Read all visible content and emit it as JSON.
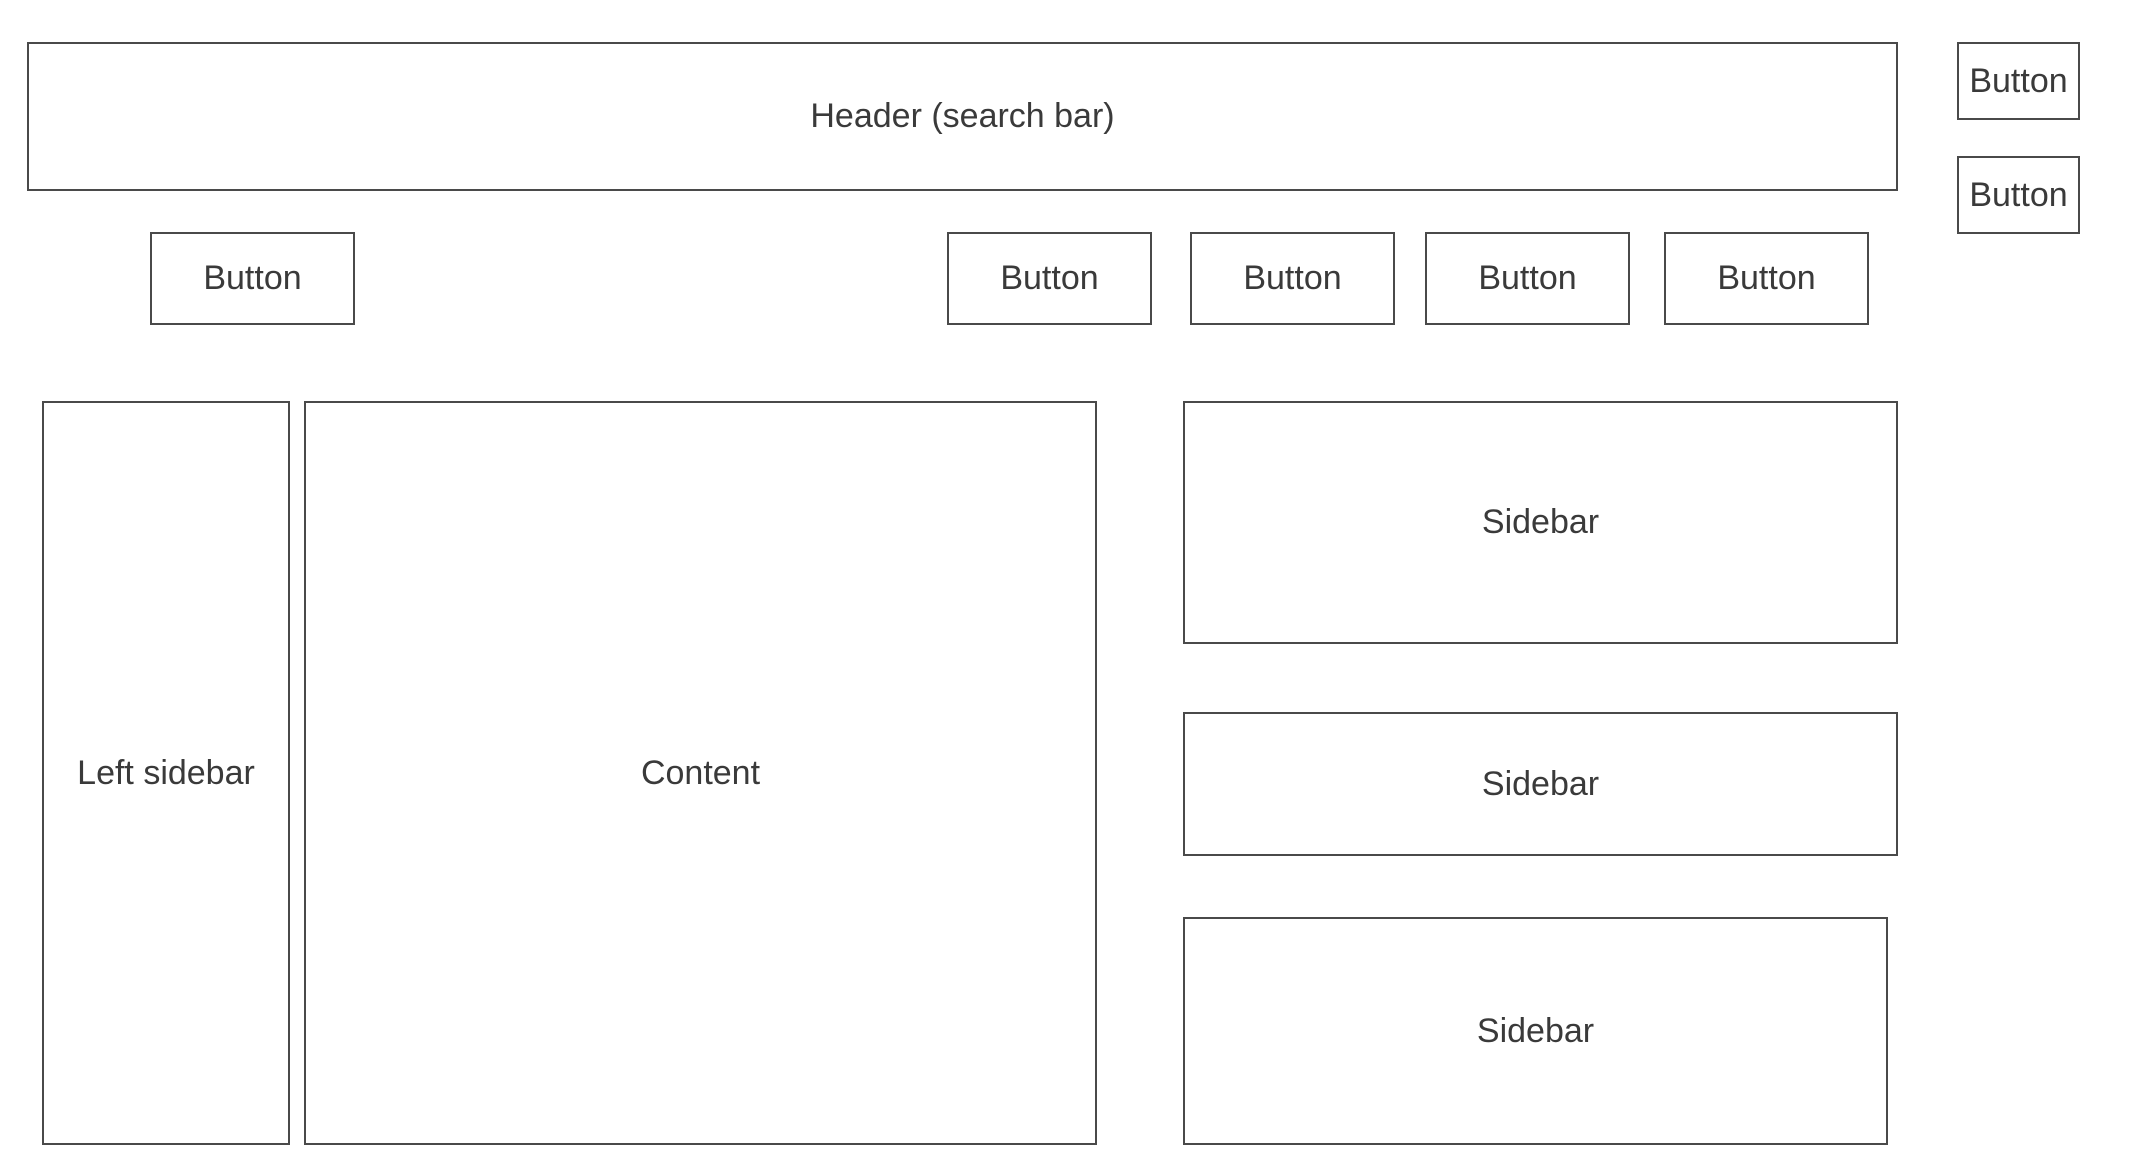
{
  "header": {
    "label": "Header (search bar)"
  },
  "top_right_buttons": [
    {
      "label": "Button"
    },
    {
      "label": "Button"
    }
  ],
  "toolbar": {
    "buttons": [
      {
        "label": "Button"
      },
      {
        "label": "Button"
      },
      {
        "label": "Button"
      },
      {
        "label": "Button"
      },
      {
        "label": "Button"
      }
    ]
  },
  "main": {
    "left_sidebar": {
      "label": "Left sidebar"
    },
    "content": {
      "label": "Content"
    },
    "sidebars": [
      {
        "label": "Sidebar"
      },
      {
        "label": "Sidebar"
      },
      {
        "label": "Sidebar"
      }
    ]
  },
  "colors": {
    "border": "#4a4a4a",
    "text": "#3a3a3a",
    "background": "#ffffff"
  }
}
============================================================
* Given request: Leave the pictures out, and print every line of the listing exactly as written.

* Complete output:
Read all visible content and emit it as JSON.
{
  "header": {
    "label": "Header (search bar)"
  },
  "top_right_buttons": [
    {
      "label": "Button"
    },
    {
      "label": "Button"
    }
  ],
  "toolbar": {
    "buttons": [
      {
        "label": "Button"
      },
      {
        "label": "Button"
      },
      {
        "label": "Button"
      },
      {
        "label": "Button"
      },
      {
        "label": "Button"
      }
    ]
  },
  "main": {
    "left_sidebar": {
      "label": "Left sidebar"
    },
    "content": {
      "label": "Content"
    },
    "sidebars": [
      {
        "label": "Sidebar"
      },
      {
        "label": "Sidebar"
      },
      {
        "label": "Sidebar"
      }
    ]
  },
  "colors": {
    "border": "#4a4a4a",
    "text": "#3a3a3a",
    "background": "#ffffff"
  }
}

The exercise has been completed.